▶ **DOCUMENT PASSAGE**
Content starts

To assess the effect of biochemical stimuli on KLF4 expression, we exposed HUVEC to TNFα, IL-Iβ, or interferon γ. Each of these pro-inflammatory mediators significantly up-regulate endothelial KLF4 expression (Fig. 2C). PMA and thrombin (data not shown) also induce KLF4 expression. Previous studies from our laboratory indicate that the Kruppel-like factor KLF2 regulates EC pro-inflammatory activity but is itself down-regulated by inflammatory stimuli (22). Time course experiments show that the disparate effect of TNFα on KLF4 and KLF2 expression is maintained for at least 24 h after exposure (Fig. 2D).

KLF4 Confers an Anti-inflammatory Expression Pattern to Endothelial Cells—Adenoviral overexpression was next used to begin to explore the functional role of endothelial KLF4. We used an adenovirus that expresses both human KLF4 and GFP using a bicistronic promoter. Flow cytometric analysis confirmed viral overexpression of KLF4-GFP in ≥85% of the EC monolayer exposed to 15-20 multiplicity of infection, similar in infectivity to the “empty” virus Ad-GFP (data not shown). To identify targets of KLF4 function in ECs, we focused on factors known to be regulated by LSS or pro-inflammatory stimuli. The anti-thrombotic factors eNOS, TM, and tissue plasminogen activator are up-regulated under flow conditions. Pro-inflammatory cytokines induce expression of TF, PAI-1, and VCAM-1, each of which acts directly or via recruitment of inflammatory cells to confer a pro-coagulant phenotype to endothelial cells. Total mRNA (Fig. 3A) and protein (Fig. 3B) were harvested from HUVECs infected with control (Ad-GFP) and KLF4 (Ad-K4) adenovirus at a 15 multiplicity of infection for 48 h followed by treatment with TNFα or PMA. Under basal conditions (Fig. 3, VEH panels) KLF4 strongly induced eNOS and TM and inhibited PAI-1. A moderate effect was seen on the induction of tissue plasminogen activator. Furthermore, the cytokine-mediated induction of VCAM-1 and TF was potently attenuated at either 1 and/or 4 h after stimulation.

The effect of KLF4 on the expression of secreted pro-inflammatory proteins was assessed by enzyme-linked immunosorbent assay of supernatants from EC cultures after 48 h of adenoviral infection under basal and inflammatory (TNFα) conditions (Fig. 3C). These data provide further evidence that KLF4 may have a profound anti-inflammatory effect on the endothelium by inhibiting the basal and cytokine-mediated expression of a diverse set of pro-inflammatory factors including monocyte chemoattractant protein-1, RANTES, C-reactive protein, PAI-1, and IL-6. Furthermore, we found that KLF4 overexpression induced tissue inhibitors of metalloproteinases 1 and 2. These factors are key endogenous inhibitors of matrix metalloproteinases, and their induction may constitute an important mechanism by which KLF4 could regulate extracellular matrix degradation. As well as identifying additional targets for KLF4, this data adds to that shown in panels A and B by suggesting that local regulation of KLF4 expression may have distant effects, as the proteins that are products of KLF4 effect on gene transcription are secreted from the cell.

Content ends

▶ **WHAT TO WORK ON**
Please copy the KLF4 passage word for word, starting at the words "To assess the" and stopping after the words "exposure (Fig. 2D).".

▶ **RECORD EXTRACTS**

Content starts

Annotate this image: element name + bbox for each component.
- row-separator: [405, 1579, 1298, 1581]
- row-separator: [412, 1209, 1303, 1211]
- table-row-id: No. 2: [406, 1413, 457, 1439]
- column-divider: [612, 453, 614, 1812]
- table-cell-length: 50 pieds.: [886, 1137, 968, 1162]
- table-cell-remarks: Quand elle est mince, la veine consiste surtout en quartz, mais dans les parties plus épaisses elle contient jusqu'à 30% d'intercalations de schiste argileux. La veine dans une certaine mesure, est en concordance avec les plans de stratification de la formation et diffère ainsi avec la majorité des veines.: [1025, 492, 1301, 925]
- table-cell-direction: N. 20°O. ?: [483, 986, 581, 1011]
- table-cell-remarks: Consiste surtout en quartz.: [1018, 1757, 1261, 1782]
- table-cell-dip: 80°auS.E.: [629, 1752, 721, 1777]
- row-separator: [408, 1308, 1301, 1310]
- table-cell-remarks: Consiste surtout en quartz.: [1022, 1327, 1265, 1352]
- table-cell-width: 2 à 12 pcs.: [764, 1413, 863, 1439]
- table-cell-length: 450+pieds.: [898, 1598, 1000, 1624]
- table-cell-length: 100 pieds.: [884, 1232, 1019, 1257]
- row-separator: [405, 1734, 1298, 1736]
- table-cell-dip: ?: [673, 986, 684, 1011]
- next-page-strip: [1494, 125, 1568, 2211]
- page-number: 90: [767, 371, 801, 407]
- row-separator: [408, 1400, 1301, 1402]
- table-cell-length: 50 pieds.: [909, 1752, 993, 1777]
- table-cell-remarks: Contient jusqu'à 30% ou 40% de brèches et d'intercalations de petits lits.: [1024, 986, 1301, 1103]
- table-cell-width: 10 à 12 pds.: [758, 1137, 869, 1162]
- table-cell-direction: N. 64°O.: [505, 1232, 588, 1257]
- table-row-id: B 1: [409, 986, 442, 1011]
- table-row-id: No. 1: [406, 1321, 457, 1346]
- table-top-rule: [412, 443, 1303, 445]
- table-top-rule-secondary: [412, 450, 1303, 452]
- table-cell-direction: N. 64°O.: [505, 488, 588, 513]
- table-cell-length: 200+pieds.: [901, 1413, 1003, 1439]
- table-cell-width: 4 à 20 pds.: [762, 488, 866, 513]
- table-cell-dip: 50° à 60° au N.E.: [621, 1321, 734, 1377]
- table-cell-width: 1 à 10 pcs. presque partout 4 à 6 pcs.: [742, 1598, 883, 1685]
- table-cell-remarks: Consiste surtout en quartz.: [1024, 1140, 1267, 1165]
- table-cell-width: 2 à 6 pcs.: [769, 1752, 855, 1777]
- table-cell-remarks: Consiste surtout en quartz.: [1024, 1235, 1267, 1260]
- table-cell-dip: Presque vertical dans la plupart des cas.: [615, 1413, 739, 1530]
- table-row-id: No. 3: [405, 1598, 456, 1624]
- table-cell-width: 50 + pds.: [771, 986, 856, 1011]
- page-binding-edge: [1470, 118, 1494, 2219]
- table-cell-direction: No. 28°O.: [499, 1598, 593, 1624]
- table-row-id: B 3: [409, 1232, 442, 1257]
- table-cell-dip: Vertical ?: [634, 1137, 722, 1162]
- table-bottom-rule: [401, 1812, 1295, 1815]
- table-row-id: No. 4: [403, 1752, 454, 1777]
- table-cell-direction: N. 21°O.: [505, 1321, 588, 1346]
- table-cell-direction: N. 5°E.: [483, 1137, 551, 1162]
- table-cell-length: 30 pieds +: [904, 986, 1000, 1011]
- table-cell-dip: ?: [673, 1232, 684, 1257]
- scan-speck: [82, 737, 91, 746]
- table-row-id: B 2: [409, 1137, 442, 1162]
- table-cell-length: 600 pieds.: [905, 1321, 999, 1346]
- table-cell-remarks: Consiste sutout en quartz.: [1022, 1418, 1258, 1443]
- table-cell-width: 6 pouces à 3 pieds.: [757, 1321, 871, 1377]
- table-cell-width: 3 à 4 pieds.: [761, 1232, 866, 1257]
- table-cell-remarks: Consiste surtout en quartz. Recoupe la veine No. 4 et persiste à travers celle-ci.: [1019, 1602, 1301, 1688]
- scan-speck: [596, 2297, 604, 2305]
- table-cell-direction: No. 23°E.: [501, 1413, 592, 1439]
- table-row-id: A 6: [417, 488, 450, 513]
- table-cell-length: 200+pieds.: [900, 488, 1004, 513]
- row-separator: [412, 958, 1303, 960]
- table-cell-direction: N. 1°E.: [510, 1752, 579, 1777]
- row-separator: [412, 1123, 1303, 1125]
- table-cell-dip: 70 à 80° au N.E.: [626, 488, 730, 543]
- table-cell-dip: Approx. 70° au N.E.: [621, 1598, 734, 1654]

Content ends

▶ **REPLY TO THE EXERCISE**
To assess the effect of biochemical stimuli on KLF4 expression, we exposed HUVEC to TNFα, IL-Iβ, or interferon γ. Each of these pro-inflammatory mediators significantly up-regulate endothelial KLF4 expression (Fig. 2C). PMA and thrombin (data not shown) also induce KLF4 expression. Previous studies from our laboratory indicate that the Kruppel-like factor KLF2 regulates EC pro-inflammatory activity but is itself down-regulated by inflammatory stimuli (22). Time course experiments show that the disparate effect of TNFα on KLF4 and KLF2 expression is maintained for at least 24 h after exposure (Fig. 2D).